* _Extract provided_:

--- start ---

A singular matrix is one in which there is no unique solution to $B$. This can happen when the search hits a region with zero slope over some of the parameters. A slope of zero indicates that changing the parameter does not affect the cost function's value. Not all linear methods can handle this situation, in fact most cannot. Nearly singular systems are a also problem and some solvers are more sensitive than others.
Dense solvers tend to be very robust and typically have built in support to minimize overflow. There are many tools that dense solvers can use to mitigate singular and nearly singular systems. For example, they can dynamically change the order in which they decompose the matrix by pivoting (e.g. LUP and QRP). Methods exist which can even decompose and solve singular systems, (e.g. QRP and SVD). Default solvers in DDogleg attempt to strike a balance between speed and robustness. Thus the default will be Choleksy or QR, but if a request for a robust solver is made then QRP might be used instead. See Table \ref{results:initial_region} for a fairly dramatic example of how changing the solver can improve performance.

--- end ---

* _Problems and tasks_:
a) Decide whether each statement agrees with the passage on singular matrices, answering yes or no and quoting the words of the passage that settle it. (i) Most linear methods can handle a region with zero slope. (ii) QRP and SVD are methods that can decompose and solve singular systems. (iii) Dense solvers tend to be fragile.
b) According to the passage on singular matrices, what does a slope of zero indicate?
c) Resume the passage on singular matrices from the point where it stops.
The data placed after this passage have no connection to the passage on singular matrices.

* _Data_:
--- start ---

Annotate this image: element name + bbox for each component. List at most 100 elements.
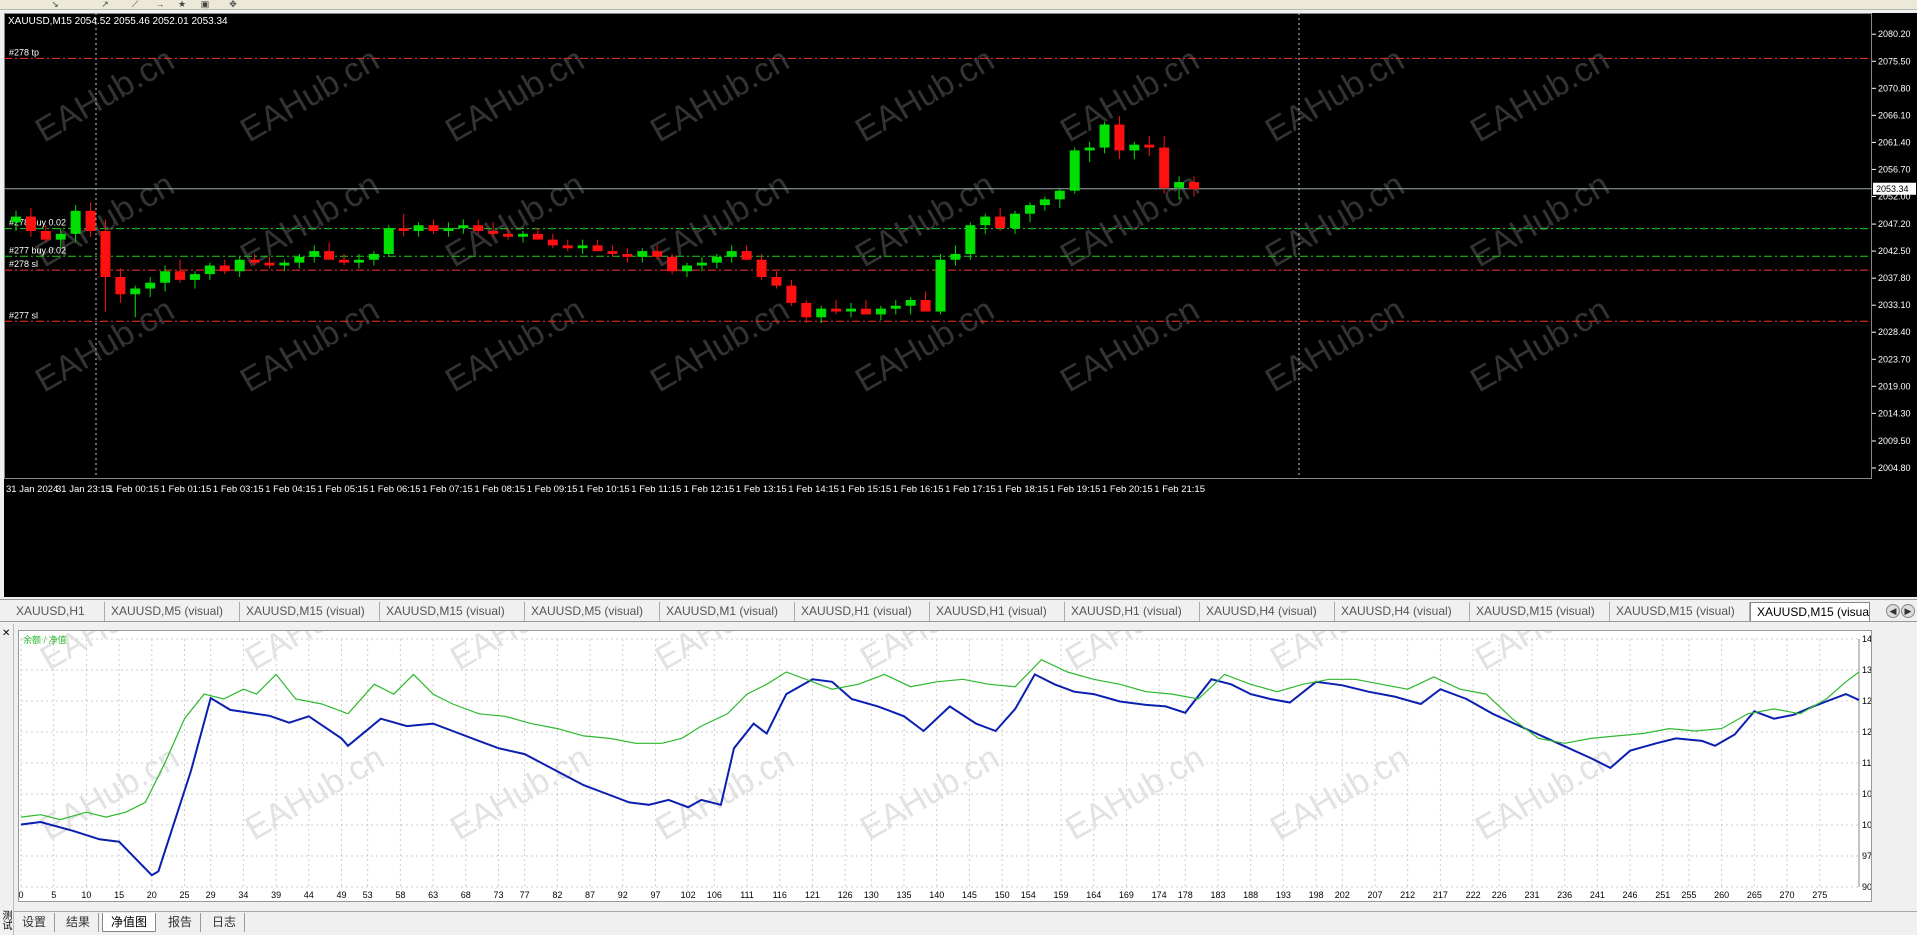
tester-tab[interactable]: 结果 [58, 913, 100, 932]
x-tick-label: 178 [1178, 890, 1193, 900]
chart-tab[interactable]: XAUUSD,H4 (visual) [1335, 602, 1470, 621]
candle-body [160, 271, 171, 283]
watermark-text: EAHub.cn [439, 290, 591, 399]
chart-tab[interactable]: XAUUSD,M15 (visual) [380, 602, 525, 621]
chart-tab[interactable]: XAUUSD,H1 (visual) [795, 602, 930, 621]
candle-body [85, 210, 96, 231]
watermark-text: EAHub.cn [234, 40, 386, 149]
y-tick-label: 1286 [1862, 696, 1871, 706]
chart-tab[interactable]: XAUUSD,M5 (visual) [525, 602, 660, 621]
price-axis-label: 2066.10 [1878, 110, 1911, 120]
candle-body [40, 230, 51, 240]
candle-body [935, 259, 946, 312]
candle-body [667, 256, 678, 272]
x-tick-label: 217 [1433, 890, 1448, 900]
watermark-text: EAHub.cn [1059, 631, 1211, 678]
arrow-icon[interactable]: ↘ [50, 0, 60, 9]
candle-body [920, 300, 931, 312]
candle-body [950, 253, 961, 260]
x-tick-label: 246 [1623, 890, 1638, 900]
x-tick-label: 212 [1400, 890, 1415, 900]
move-icon[interactable]: ✥ [228, 0, 238, 9]
time-axis-label: 1 Feb 10:15 [579, 484, 630, 495]
candle-body [249, 259, 260, 263]
candle-body [324, 251, 335, 260]
price-scale: 2080.20 2075.50 2070.80 2066.10 2061.40 2056.… [1872, 13, 1917, 597]
x-tick-label: 0 [19, 890, 24, 900]
time-axis-label: 1 Feb 11:15 [631, 484, 681, 495]
star-icon[interactable]: ★ [177, 0, 187, 9]
candle-body [70, 210, 81, 234]
x-tick-label: 49 [336, 890, 346, 900]
price-axis: 2080.20 2075.50 2070.80 2066.10 2061.40 2056.… [1872, 13, 1917, 597]
chart-tab[interactable]: XAUUSD,H1 [10, 602, 105, 621]
x-tick-label: 188 [1243, 890, 1258, 900]
tester-tab[interactable]: 日志 [204, 913, 246, 932]
order-level-label: #278 tp [9, 47, 39, 57]
chart-tab[interactable]: XAUUSD,H1 (visual) [1065, 602, 1200, 621]
watermark-text: EAHub.cn [34, 738, 186, 847]
x-tick-label: 135 [897, 890, 912, 900]
candle-body [398, 228, 409, 231]
close-icon[interactable]: ✕ [2, 628, 10, 639]
scroll-left-icon[interactable]: ◀ [1886, 604, 1900, 618]
price-axis-label: 2009.50 [1878, 436, 1911, 446]
candle-body [682, 265, 693, 272]
chart-tab[interactable]: XAUUSD,M15 (visual) [1470, 602, 1610, 621]
price-axis-label: 2080.20 [1878, 29, 1911, 39]
price-axis-label: 2028.40 [1878, 327, 1911, 337]
x-tick-label: 29 [206, 890, 216, 900]
time-axis-label: 1 Feb 13:15 [736, 484, 787, 495]
x-tick-label: 169 [1119, 890, 1134, 900]
x-tick-label: 116 [773, 890, 787, 900]
line-icon[interactable]: ⟋ [130, 0, 140, 9]
time-axis-label: 1 Feb 03:15 [213, 484, 264, 495]
text-icon[interactable]: → [155, 0, 165, 9]
chart-tab[interactable]: XAUUSD,H4 (visual) [1200, 602, 1335, 621]
candlestick-chart[interactable]: EAHub.cn EAHub.cn EAHub.cn EAHub.cn EAHub.cn… [4, 13, 1872, 597]
x-tick-label: 58 [395, 890, 405, 900]
x-tick-label: 82 [552, 890, 562, 900]
x-tick-label: 154 [1021, 890, 1036, 900]
y-tick-label: 908 [1862, 882, 1871, 892]
candle-body [100, 230, 111, 278]
tester-tab[interactable]: 报告 [160, 913, 202, 932]
candle-body [443, 228, 454, 231]
watermark-text: EAHub.cn [444, 631, 596, 678]
x-tick-label: 226 [1492, 890, 1507, 900]
watermark-text: EAHub.cn [444, 738, 596, 847]
chart-tab[interactable]: XAUUSD,M15 (visual) [1750, 602, 1870, 621]
tester-side-label: 测试 [0, 910, 11, 930]
x-tick-label: 73 [493, 890, 503, 900]
cursor-icon[interactable]: ↗ [100, 0, 110, 9]
x-tick-label: 87 [585, 890, 595, 900]
candle-body [592, 245, 603, 252]
candle-body [890, 305, 901, 309]
candle-body [1159, 147, 1170, 188]
watermark-text: EAHub.cn [234, 165, 386, 274]
tester-tab[interactable]: 净值图 [102, 913, 157, 932]
toolbar: ↘ ↗ ⟋ → ★ ▣ ✥ [0, 0, 1917, 10]
watermark-text: EAHub.cn [649, 738, 801, 847]
watermark-text: EAHub.cn [649, 631, 801, 678]
price-chart[interactable]: EAHub.cn EAHub.cn EAHub.cn EAHub.cn EAHub.cn… [4, 13, 1872, 597]
tester-tab[interactable]: 设置 [14, 913, 56, 932]
chart-tab[interactable]: XAUUSD,M5 (visual) [105, 602, 240, 621]
chart-tab[interactable]: XAUUSD,H1 (visual) [930, 602, 1065, 621]
candle-body [652, 251, 663, 257]
candle-body [711, 256, 722, 263]
price-axis-label: 2047.20 [1878, 219, 1911, 229]
x-tick-label: 92 [618, 890, 628, 900]
chart-tab[interactable]: XAUUSD,M15 (visual) [1610, 602, 1750, 621]
candle-body [25, 216, 36, 231]
x-tick-label: 174 [1152, 890, 1167, 900]
shape-icon[interactable]: ▣ [200, 0, 210, 9]
candle-body [696, 262, 707, 266]
chart-tab[interactable]: XAUUSD,M15 (visual) [240, 602, 380, 621]
y-tick-label: 1223 [1862, 727, 1871, 737]
x-tick-label: 111 [740, 890, 754, 900]
scroll-right-icon[interactable]: ▶ [1901, 604, 1915, 618]
x-tick-label: 20 [147, 890, 157, 900]
chart-tab[interactable]: XAUUSD,M1 (visual) [660, 602, 795, 621]
candle-body [846, 308, 857, 312]
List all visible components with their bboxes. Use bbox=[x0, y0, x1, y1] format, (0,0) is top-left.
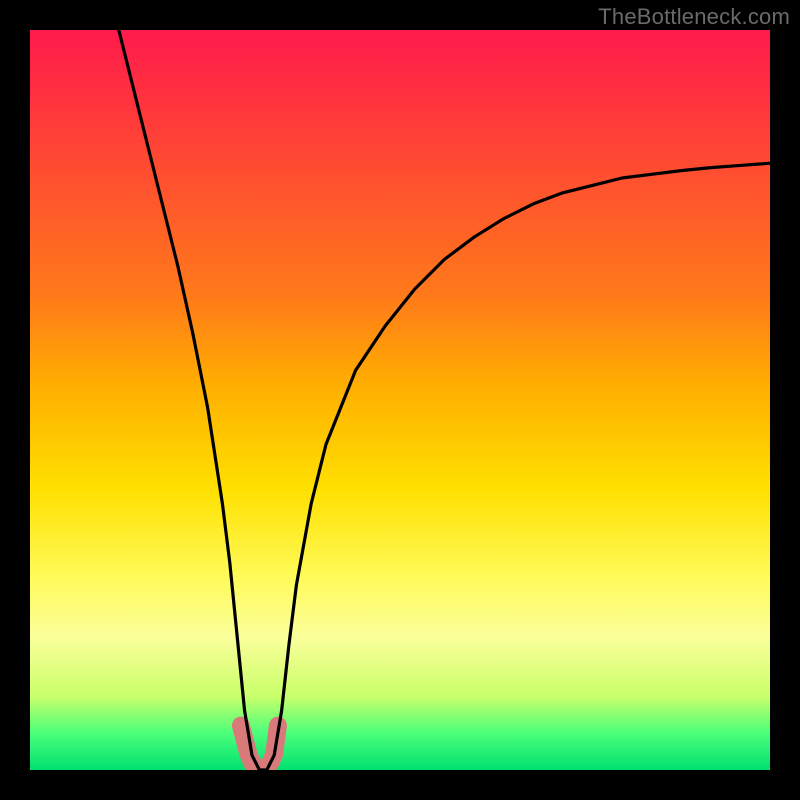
chart-frame: TheBottleneck.com bbox=[0, 0, 800, 800]
watermark-text: TheBottleneck.com bbox=[598, 4, 790, 30]
plot-area bbox=[30, 30, 770, 770]
curve-svg bbox=[30, 30, 770, 770]
curve-layer bbox=[119, 30, 770, 770]
highlight-layer bbox=[241, 726, 278, 770]
highlight-range-path bbox=[241, 726, 278, 770]
bottleneck-curve-path bbox=[119, 30, 770, 770]
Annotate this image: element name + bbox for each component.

--- end ---

* _Outputs by task_:
a)
(i) No: "Not all linear methods can handle this situation, in fact most cannot."
(ii) Yes: "Methods exist which can even decompose and solve singular systems, (e.g. QRP and SVD)."
(iii) No: "Dense solvers tend to be very robust"

b) A slope of zero indicates that changing the parameter does not affect the cost function's value.

c)
Sparse solvers are another story. While by no means new, they are a younger field and orders of magnitude more complex to implement. An example of this is Cholesky decomposition. A minimal dense implementation can be done in around 10 lines of code. A direct sparse equivalent is measured in hundreds of lines of code. Automatic scaling is often omitted in the sparse case making sparse solvers more prone to overflow. Pivoting is difficult for sparse systems because the decomposed structure needs to be known in advance. For the reasons just mentioned, when dealing with large sparse systems, more emphasis is placed on massaging data prior to applying a linear solver.
Fortunately, for a user of DDogleg, almost all of this complexity is hidden from you. For advanced users there is still the option to choose the solver. Potentially enabling you to solve otherwise unsolvable singular/degenerate systems. Any of the solvers in Efficicient Java Matrix Library (EJML) \cite{ejml2018} can be used in DDogleg. Solvers from other libraries can be used too, if you wrap them in the appropriate interface.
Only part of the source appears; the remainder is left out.